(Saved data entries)
— Begin —
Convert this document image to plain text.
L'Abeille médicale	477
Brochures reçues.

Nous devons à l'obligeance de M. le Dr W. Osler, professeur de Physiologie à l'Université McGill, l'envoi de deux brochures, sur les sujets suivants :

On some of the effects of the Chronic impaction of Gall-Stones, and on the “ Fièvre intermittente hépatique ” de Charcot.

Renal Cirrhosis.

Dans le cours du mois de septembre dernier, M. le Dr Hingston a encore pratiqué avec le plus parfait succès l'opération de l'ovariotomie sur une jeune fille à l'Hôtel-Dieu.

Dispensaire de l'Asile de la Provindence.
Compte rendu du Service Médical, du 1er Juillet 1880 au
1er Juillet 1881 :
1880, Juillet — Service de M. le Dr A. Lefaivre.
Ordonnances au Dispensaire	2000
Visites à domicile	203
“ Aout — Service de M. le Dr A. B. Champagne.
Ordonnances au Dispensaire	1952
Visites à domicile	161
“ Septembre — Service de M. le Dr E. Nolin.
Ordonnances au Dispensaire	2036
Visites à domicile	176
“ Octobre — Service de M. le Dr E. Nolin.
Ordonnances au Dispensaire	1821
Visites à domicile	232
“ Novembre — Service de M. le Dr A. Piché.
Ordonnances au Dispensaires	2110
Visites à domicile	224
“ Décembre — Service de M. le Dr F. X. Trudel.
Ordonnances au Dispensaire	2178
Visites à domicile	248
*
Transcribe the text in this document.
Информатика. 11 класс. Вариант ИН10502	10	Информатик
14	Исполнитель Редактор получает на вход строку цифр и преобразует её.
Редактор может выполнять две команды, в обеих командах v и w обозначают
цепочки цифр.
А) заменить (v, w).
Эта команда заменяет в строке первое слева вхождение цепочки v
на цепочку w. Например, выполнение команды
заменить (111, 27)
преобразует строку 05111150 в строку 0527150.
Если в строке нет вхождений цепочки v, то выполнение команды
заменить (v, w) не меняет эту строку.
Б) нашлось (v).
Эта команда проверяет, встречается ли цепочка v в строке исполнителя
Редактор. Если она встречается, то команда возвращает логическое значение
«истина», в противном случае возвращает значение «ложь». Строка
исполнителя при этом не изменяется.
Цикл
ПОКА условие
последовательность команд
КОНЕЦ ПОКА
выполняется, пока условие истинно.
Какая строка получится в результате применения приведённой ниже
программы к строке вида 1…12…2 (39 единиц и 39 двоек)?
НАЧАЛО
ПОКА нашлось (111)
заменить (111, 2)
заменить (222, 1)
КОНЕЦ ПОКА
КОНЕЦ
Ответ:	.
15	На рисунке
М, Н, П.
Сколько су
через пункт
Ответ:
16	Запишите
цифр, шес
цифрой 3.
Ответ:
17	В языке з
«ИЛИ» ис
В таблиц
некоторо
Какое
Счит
— End —
Repeat, without change, each line of the data above from the one that contains "Transcribe the text in this document." through the final line, counting both.

Transcribe the text in this document.
Информатика. 11 класс. Вариант ИН10502	10	Информатик
14	Исполнитель Редактор получает на вход строку цифр и преобразует её.
Редактор может выполнять две команды, в обеих командах v и w обозначают
цепочки цифр.
А) заменить (v, w).
Эта команда заменяет в строке первое слева вхождение цепочки v
на цепочку w. Например, выполнение команды
заменить (111, 27)
преобразует строку 05111150 в строку 0527150.
Если в строке нет вхождений цепочки v, то выполнение команды
заменить (v, w) не меняет эту строку.
Б) нашлось (v).
Эта команда проверяет, встречается ли цепочка v в строке исполнителя
Редактор. Если она встречается, то команда возвращает логическое значение
«истина», в противном случае возвращает значение «ложь». Строка
исполнителя при этом не изменяется.
Цикл
ПОКА условие
последовательность команд
КОНЕЦ ПОКА
выполняется, пока условие истинно.
Какая строка получится в результате применения приведённой ниже
программы к строке вида 1…12…2 (39 единиц и 39 двоек)?
НАЧАЛО
ПОКА нашлось (111)
заменить (111, 2)
заменить (222, 1)
КОНЕЦ ПОКА
КОНЕЦ
Ответ:	.
15	На рисунке
М, Н, П.
Сколько су
через пункт
Ответ:
16	Запишите
цифр, шес
цифрой 3.
Ответ:
17	В языке з
«ИЛИ» ис
В таблиц
некоторо
Какое
Счит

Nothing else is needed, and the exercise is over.